→ **TO BE DONE**: Output all the data exactly. Pictures do not belong in the copy.

== RECORDS PROVIDED ==

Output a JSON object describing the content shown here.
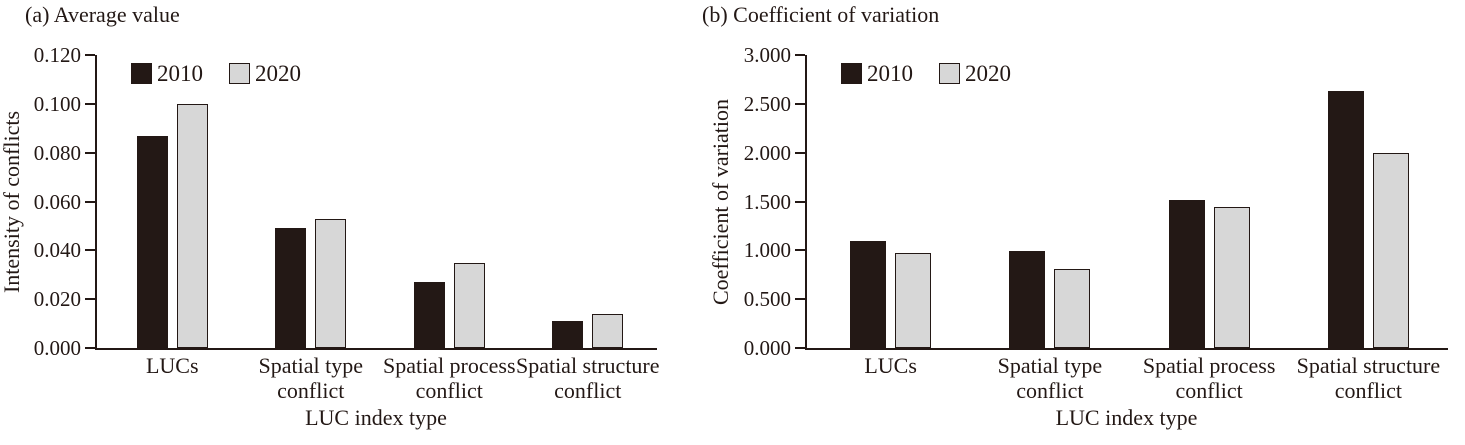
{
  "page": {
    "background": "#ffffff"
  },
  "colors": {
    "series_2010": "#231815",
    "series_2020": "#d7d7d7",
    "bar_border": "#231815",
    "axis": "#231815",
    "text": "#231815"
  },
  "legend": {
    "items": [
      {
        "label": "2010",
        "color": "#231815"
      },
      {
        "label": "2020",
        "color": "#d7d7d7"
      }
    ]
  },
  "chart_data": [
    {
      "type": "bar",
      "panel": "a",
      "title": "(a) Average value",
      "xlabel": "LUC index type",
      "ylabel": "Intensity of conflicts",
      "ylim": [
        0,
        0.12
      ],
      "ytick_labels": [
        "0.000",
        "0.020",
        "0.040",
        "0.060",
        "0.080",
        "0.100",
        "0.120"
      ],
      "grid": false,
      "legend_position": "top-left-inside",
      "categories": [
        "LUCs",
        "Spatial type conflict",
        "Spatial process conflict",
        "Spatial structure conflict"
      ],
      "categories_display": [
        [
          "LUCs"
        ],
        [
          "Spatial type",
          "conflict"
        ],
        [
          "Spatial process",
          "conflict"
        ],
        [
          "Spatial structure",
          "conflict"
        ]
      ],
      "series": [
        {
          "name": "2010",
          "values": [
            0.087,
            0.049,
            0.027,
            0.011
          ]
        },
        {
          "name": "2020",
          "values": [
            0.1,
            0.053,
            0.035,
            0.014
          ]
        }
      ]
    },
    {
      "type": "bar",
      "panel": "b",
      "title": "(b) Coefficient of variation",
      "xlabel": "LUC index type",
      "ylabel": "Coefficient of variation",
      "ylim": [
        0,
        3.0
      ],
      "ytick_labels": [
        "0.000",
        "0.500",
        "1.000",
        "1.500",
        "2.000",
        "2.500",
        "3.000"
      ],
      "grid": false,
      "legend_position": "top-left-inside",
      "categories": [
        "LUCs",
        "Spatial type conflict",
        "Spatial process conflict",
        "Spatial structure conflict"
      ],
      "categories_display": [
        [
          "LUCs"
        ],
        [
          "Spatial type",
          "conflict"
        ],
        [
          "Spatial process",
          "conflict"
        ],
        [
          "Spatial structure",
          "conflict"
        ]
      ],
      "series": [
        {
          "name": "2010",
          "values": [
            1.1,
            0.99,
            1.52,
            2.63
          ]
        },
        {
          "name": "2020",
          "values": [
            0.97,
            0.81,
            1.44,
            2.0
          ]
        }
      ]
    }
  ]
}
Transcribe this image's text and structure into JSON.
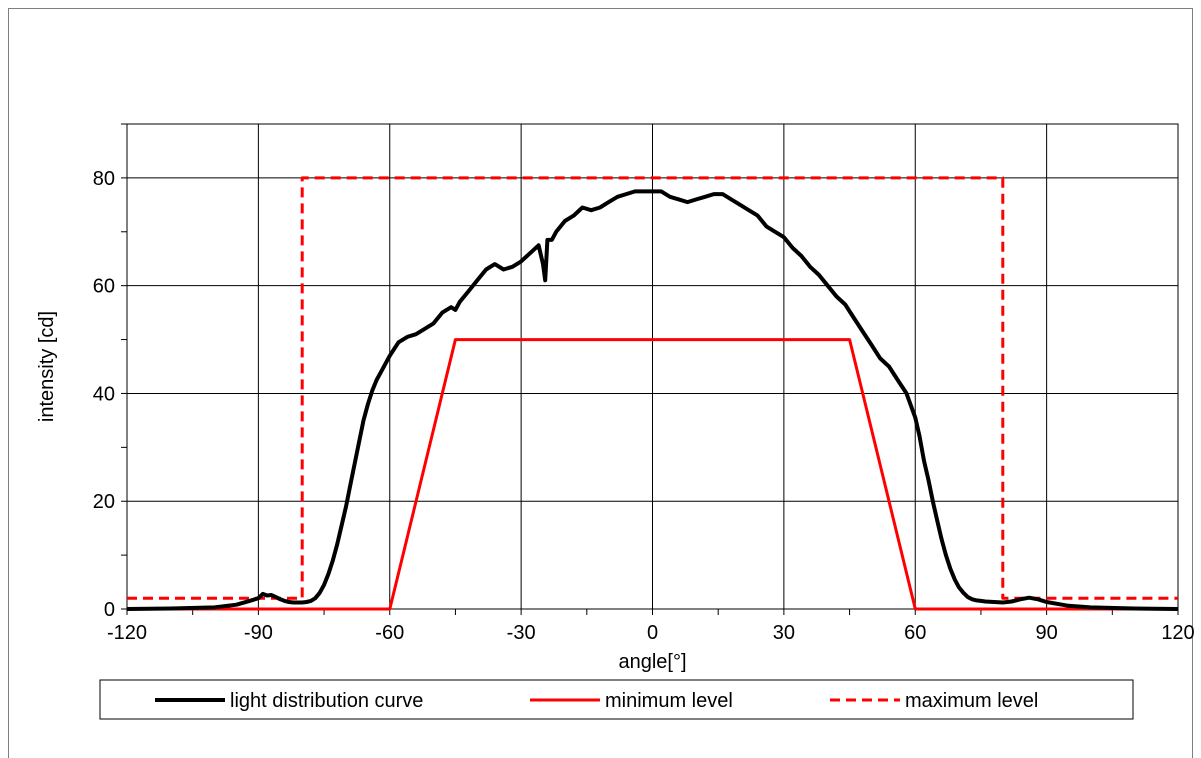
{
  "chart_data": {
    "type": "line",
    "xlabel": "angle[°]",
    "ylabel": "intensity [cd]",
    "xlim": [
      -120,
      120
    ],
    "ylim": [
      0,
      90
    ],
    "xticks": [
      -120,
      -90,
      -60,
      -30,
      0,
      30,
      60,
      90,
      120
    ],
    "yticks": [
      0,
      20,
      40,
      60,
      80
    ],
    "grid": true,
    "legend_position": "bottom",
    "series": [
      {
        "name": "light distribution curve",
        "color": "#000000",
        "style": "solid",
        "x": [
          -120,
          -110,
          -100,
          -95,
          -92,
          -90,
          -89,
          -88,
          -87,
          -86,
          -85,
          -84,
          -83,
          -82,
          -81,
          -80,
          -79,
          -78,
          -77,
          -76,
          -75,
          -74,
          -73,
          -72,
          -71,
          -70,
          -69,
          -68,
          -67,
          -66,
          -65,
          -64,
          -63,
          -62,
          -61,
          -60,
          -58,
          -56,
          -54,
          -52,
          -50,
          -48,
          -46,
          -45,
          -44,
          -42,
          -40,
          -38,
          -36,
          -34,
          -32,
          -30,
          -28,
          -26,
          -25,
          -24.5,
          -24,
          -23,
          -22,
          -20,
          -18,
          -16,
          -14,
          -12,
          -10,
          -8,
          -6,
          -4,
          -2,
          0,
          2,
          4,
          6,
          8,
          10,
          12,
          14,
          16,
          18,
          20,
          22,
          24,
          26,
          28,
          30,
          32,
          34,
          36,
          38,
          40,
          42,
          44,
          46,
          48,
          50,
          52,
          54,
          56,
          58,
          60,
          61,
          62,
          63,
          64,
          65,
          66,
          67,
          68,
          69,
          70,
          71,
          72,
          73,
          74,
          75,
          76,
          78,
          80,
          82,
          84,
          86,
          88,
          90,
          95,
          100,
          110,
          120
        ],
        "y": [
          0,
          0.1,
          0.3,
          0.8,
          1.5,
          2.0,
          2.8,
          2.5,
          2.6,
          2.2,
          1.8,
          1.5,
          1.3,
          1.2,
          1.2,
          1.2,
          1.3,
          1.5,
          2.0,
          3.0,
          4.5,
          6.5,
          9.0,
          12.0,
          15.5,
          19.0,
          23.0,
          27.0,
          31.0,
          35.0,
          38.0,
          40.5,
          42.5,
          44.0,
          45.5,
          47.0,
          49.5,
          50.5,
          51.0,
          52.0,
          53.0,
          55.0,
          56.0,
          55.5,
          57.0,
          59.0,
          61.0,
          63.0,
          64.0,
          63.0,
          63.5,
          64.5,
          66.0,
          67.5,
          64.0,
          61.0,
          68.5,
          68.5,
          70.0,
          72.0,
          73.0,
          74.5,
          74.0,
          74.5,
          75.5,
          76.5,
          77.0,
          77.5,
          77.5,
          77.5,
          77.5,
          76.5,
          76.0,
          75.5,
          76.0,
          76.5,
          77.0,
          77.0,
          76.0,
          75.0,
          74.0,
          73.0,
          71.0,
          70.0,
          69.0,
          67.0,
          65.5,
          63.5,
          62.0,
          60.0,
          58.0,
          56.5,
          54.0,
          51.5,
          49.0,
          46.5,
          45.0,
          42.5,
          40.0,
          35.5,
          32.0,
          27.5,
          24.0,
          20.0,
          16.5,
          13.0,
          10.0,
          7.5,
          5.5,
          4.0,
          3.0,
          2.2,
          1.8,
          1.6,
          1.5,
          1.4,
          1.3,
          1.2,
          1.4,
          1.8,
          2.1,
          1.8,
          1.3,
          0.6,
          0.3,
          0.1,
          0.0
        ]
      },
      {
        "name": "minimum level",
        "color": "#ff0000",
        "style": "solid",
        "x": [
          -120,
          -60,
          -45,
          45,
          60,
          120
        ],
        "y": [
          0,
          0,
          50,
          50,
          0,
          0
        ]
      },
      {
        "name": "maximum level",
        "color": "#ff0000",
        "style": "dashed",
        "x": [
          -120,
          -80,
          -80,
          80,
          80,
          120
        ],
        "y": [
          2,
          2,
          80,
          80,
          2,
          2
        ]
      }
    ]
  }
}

===

→ **RESPONSE TO THE TASK**:
Output a JSON object describing the content shown here.
{
  "page": {
    "background": "#ffffff"
  },
  "colors": {
    "series_2010": "#231815",
    "series_2020": "#d7d7d7",
    "bar_border": "#231815",
    "axis": "#231815",
    "text": "#231815"
  },
  "legend": {
    "items": [
      {
        "label": "2010",
        "color": "#231815"
      },
      {
        "label": "2020",
        "color": "#d7d7d7"
      }
    ]
  },
  "chart_data": [
    {
      "type": "bar",
      "panel": "a",
      "title": "(a) Average value",
      "xlabel": "LUC index type",
      "ylabel": "Intensity of conflicts",
      "ylim": [
        0,
        0.12
      ],
      "ytick_labels": [
        "0.000",
        "0.020",
        "0.040",
        "0.060",
        "0.080",
        "0.100",
        "0.120"
      ],
      "grid": false,
      "legend_position": "top-left-inside",
      "categories": [
        "LUCs",
        "Spatial type conflict",
        "Spatial process conflict",
        "Spatial structure conflict"
      ],
      "categories_display": [
        [
          "LUCs"
        ],
        [
          "Spatial type",
          "conflict"
        ],
        [
          "Spatial process",
          "conflict"
        ],
        [
          "Spatial structure",
          "conflict"
        ]
      ],
      "series": [
        {
          "name": "2010",
          "values": [
            0.087,
            0.049,
            0.027,
            0.011
          ]
        },
        {
          "name": "2020",
          "values": [
            0.1,
            0.053,
            0.035,
            0.014
          ]
        }
      ]
    },
    {
      "type": "bar",
      "panel": "b",
      "title": "(b) Coefficient of variation",
      "xlabel": "LUC index type",
      "ylabel": "Coefficient of variation",
      "ylim": [
        0,
        3.0
      ],
      "ytick_labels": [
        "0.000",
        "0.500",
        "1.000",
        "1.500",
        "2.000",
        "2.500",
        "3.000"
      ],
      "grid": false,
      "legend_position": "top-left-inside",
      "categories": [
        "LUCs",
        "Spatial type conflict",
        "Spatial process conflict",
        "Spatial structure conflict"
      ],
      "categories_display": [
        [
          "LUCs"
        ],
        [
          "Spatial type",
          "conflict"
        ],
        [
          "Spatial process",
          "conflict"
        ],
        [
          "Spatial structure",
          "conflict"
        ]
      ],
      "series": [
        {
          "name": "2010",
          "values": [
            1.1,
            0.99,
            1.52,
            2.63
          ]
        },
        {
          "name": "2020",
          "values": [
            0.97,
            0.81,
            1.44,
            2.0
          ]
        }
      ]
    }
  ]
}
Transcribe this image's text and structure into JSON.
{
  "chart_data": {
    "type": "line",
    "xlabel": "angle[°]",
    "ylabel": "intensity [cd]",
    "xlim": [
      -120,
      120
    ],
    "ylim": [
      0,
      90
    ],
    "xticks": [
      -120,
      -90,
      -60,
      -30,
      0,
      30,
      60,
      90,
      120
    ],
    "yticks": [
      0,
      20,
      40,
      60,
      80
    ],
    "grid": true,
    "legend_position": "bottom",
    "series": [
      {
        "name": "light distribution curve",
        "color": "#000000",
        "style": "solid",
        "x": [
          -120,
          -110,
          -100,
          -95,
          -92,
          -90,
          -89,
          -88,
          -87,
          -86,
          -85,
          -84,
          -83,
          -82,
          -81,
          -80,
          -79,
          -78,
          -77,
          -76,
          -75,
          -74,
          -73,
          -72,
          -71,
          -70,
          -69,
          -68,
          -67,
          -66,
          -65,
          -64,
          -63,
          -62,
          -61,
          -60,
          -58,
          -56,
          -54,
          -52,
          -50,
          -48,
          -46,
          -45,
          -44,
          -42,
          -40,
          -38,
          -36,
          -34,
          -32,
          -30,
          -28,
          -26,
          -25,
          -24.5,
          -24,
          -23,
          -22,
          -20,
          -18,
          -16,
          -14,
          -12,
          -10,
          -8,
          -6,
          -4,
          -2,
          0,
          2,
          4,
          6,
          8,
          10,
          12,
          14,
          16,
          18,
          20,
          22,
          24,
          26,
          28,
          30,
          32,
          34,
          36,
          38,
          40,
          42,
          44,
          46,
          48,
          50,
          52,
          54,
          56,
          58,
          60,
          61,
          62,
          63,
          64,
          65,
          66,
          67,
          68,
          69,
          70,
          71,
          72,
          73,
          74,
          75,
          76,
          78,
          80,
          82,
          84,
          86,
          88,
          90,
          95,
          100,
          110,
          120
        ],
        "y": [
          0,
          0.1,
          0.3,
          0.8,
          1.5,
          2.0,
          2.8,
          2.5,
          2.6,
          2.2,
          1.8,
          1.5,
          1.3,
          1.2,
          1.2,
          1.2,
          1.3,
          1.5,
          2.0,
          3.0,
          4.5,
          6.5,
          9.0,
          12.0,
          15.5,
          19.0,
          23.0,
          27.0,
          31.0,
          35.0,
          38.0,
          40.5,
          42.5,
          44.0,
          45.5,
          47.0,
          49.5,
          50.5,
          51.0,
          52.0,
          53.0,
          55.0,
          56.0,
          55.5,
          57.0,
          59.0,
          61.0,
          63.0,
          64.0,
          63.0,
          63.5,
          64.5,
          66.0,
          67.5,
          64.0,
          61.0,
          68.5,
          68.5,
          70.0,
          72.0,
          73.0,
          74.5,
          74.0,
          74.5,
          75.5,
          76.5,
          77.0,
          77.5,
          77.5,
          77.5,
          77.5,
          76.5,
          76.0,
          75.5,
          76.0,
          76.5,
          77.0,
          77.0,
          76.0,
          75.0,
          74.0,
          73.0,
          71.0,
          70.0,
          69.0,
          67.0,
          65.5,
          63.5,
          62.0,
          60.0,
          58.0,
          56.5,
          54.0,
          51.5,
          49.0,
          46.5,
          45.0,
          42.5,
          40.0,
          35.5,
          32.0,
          27.5,
          24.0,
          20.0,
          16.5,
          13.0,
          10.0,
          7.5,
          5.5,
          4.0,
          3.0,
          2.2,
          1.8,
          1.6,
          1.5,
          1.4,
          1.3,
          1.2,
          1.4,
          1.8,
          2.1,
          1.8,
          1.3,
          0.6,
          0.3,
          0.1,
          0.0
        ]
      },
      {
        "name": "minimum level",
        "color": "#ff0000",
        "style": "solid",
        "x": [
          -120,
          -60,
          -45,
          45,
          60,
          120
        ],
        "y": [
          0,
          0,
          50,
          50,
          0,
          0
        ]
      },
      {
        "name": "maximum level",
        "color": "#ff0000",
        "style": "dashed",
        "x": [
          -120,
          -80,
          -80,
          80,
          80,
          120
        ],
        "y": [
          2,
          2,
          80,
          80,
          2,
          2
        ]
      }
    ]
  }
}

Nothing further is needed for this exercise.